§ **Set exercise**: Check each line of the material below, and copy it if it holds the string "this".

__________________________________________________

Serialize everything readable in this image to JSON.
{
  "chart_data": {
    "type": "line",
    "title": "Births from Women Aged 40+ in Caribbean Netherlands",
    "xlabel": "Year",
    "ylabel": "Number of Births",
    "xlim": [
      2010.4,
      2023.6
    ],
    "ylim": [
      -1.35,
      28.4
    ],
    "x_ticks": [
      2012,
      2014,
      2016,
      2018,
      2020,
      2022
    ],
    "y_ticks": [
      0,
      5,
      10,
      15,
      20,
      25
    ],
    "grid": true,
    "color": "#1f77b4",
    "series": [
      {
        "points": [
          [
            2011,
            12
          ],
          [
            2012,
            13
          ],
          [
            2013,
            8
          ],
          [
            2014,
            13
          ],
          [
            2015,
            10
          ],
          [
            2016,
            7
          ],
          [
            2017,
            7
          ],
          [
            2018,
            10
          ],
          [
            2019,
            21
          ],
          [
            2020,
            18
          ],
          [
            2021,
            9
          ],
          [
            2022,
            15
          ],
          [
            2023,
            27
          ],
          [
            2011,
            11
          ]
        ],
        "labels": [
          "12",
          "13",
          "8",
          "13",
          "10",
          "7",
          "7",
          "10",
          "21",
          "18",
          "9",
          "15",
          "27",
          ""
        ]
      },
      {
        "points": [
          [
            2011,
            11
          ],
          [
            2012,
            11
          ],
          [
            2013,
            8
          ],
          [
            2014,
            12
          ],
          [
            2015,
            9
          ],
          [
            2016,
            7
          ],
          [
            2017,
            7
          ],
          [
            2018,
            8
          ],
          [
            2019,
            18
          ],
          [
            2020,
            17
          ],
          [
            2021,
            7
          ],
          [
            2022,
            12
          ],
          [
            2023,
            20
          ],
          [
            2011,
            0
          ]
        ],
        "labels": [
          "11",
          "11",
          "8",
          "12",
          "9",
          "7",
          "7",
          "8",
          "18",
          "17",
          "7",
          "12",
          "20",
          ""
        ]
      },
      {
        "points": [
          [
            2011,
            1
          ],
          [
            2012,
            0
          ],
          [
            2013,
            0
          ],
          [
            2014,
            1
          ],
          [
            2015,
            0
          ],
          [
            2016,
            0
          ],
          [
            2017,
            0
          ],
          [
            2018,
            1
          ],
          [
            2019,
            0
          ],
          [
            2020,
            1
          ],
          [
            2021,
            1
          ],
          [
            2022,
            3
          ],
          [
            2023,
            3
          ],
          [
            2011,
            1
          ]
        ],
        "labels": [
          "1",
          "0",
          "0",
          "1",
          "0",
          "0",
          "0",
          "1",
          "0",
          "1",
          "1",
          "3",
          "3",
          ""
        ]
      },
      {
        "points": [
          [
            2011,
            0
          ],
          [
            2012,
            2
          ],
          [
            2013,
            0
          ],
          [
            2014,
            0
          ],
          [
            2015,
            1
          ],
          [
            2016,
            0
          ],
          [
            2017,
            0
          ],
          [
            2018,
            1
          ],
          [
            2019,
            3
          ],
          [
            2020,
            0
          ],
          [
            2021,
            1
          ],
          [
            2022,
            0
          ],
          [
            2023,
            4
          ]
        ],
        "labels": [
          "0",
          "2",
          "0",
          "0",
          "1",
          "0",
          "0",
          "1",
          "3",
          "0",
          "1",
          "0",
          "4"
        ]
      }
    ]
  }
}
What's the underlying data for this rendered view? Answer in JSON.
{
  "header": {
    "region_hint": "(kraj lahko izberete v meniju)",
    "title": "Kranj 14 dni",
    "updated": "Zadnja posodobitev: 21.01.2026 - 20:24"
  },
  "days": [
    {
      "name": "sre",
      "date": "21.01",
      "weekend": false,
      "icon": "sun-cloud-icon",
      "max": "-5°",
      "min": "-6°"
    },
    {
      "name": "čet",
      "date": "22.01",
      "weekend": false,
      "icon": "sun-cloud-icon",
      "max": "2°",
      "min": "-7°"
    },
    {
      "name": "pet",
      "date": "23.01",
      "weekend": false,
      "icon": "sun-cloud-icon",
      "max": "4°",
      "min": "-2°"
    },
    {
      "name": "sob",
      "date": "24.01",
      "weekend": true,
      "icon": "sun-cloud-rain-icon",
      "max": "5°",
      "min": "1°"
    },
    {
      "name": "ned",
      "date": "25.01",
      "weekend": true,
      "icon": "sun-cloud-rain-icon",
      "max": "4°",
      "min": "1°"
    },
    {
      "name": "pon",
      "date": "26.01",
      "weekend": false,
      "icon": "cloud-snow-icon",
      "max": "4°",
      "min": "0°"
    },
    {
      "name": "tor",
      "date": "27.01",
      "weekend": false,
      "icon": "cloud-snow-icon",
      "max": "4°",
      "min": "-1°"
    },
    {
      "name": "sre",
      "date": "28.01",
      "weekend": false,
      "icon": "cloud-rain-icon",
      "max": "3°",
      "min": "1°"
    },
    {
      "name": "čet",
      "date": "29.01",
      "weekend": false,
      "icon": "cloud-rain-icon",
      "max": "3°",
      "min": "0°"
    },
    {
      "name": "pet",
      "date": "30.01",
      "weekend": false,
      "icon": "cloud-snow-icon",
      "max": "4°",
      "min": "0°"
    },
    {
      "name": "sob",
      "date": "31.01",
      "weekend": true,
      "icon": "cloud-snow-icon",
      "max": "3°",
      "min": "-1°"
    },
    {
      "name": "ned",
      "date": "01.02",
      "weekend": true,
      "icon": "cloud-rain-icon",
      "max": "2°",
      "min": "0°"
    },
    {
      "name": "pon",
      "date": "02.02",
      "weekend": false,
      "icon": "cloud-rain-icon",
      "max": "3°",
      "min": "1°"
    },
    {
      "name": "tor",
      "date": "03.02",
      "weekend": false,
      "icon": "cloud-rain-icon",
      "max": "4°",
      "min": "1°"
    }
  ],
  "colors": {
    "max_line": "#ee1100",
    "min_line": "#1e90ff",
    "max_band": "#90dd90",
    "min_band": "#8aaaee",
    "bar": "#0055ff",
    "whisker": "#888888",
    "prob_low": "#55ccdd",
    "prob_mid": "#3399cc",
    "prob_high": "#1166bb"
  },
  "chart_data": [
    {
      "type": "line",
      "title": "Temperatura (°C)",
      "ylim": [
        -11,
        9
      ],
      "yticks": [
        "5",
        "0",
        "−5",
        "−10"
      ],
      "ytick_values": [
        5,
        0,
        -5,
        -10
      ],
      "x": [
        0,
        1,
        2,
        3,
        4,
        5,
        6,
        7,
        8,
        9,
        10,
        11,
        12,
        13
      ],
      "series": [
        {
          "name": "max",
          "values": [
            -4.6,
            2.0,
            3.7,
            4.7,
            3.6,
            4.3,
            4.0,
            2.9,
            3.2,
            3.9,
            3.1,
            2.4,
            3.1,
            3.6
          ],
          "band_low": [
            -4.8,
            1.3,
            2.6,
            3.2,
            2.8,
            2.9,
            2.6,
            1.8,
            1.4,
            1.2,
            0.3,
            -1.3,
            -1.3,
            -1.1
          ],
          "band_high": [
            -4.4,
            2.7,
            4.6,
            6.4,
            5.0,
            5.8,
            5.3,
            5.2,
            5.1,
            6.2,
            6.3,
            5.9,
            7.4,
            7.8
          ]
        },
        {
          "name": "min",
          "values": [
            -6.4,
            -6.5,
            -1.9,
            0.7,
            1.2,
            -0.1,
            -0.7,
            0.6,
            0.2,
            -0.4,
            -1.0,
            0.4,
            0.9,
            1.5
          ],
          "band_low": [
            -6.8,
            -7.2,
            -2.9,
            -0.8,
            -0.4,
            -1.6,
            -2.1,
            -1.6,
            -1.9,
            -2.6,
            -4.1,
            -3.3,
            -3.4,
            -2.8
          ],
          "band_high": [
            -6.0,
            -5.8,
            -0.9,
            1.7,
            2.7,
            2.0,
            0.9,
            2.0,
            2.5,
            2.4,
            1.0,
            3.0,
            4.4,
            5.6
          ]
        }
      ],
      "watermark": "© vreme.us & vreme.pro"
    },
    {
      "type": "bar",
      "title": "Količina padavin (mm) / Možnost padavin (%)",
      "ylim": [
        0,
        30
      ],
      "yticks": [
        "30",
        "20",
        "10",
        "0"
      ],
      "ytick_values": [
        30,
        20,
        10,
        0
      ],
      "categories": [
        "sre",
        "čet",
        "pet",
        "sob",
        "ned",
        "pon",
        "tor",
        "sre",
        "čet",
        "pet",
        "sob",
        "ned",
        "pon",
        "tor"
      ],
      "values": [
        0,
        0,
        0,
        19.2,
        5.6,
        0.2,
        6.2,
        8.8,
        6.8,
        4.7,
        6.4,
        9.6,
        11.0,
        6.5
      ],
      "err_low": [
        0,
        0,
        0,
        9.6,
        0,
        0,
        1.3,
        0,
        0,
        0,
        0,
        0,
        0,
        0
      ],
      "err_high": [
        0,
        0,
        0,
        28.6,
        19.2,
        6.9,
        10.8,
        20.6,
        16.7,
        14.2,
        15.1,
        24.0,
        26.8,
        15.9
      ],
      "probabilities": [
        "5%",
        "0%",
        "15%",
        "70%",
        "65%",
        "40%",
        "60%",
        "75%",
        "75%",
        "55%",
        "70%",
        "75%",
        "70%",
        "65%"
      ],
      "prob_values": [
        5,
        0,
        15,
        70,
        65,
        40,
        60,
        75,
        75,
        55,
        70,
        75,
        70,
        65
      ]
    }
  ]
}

__________________________________________________

§ **Exercise output**:
Serialize everything readable in this image to JSON.
What's the underlying data for this rendered view? Answer in JSON.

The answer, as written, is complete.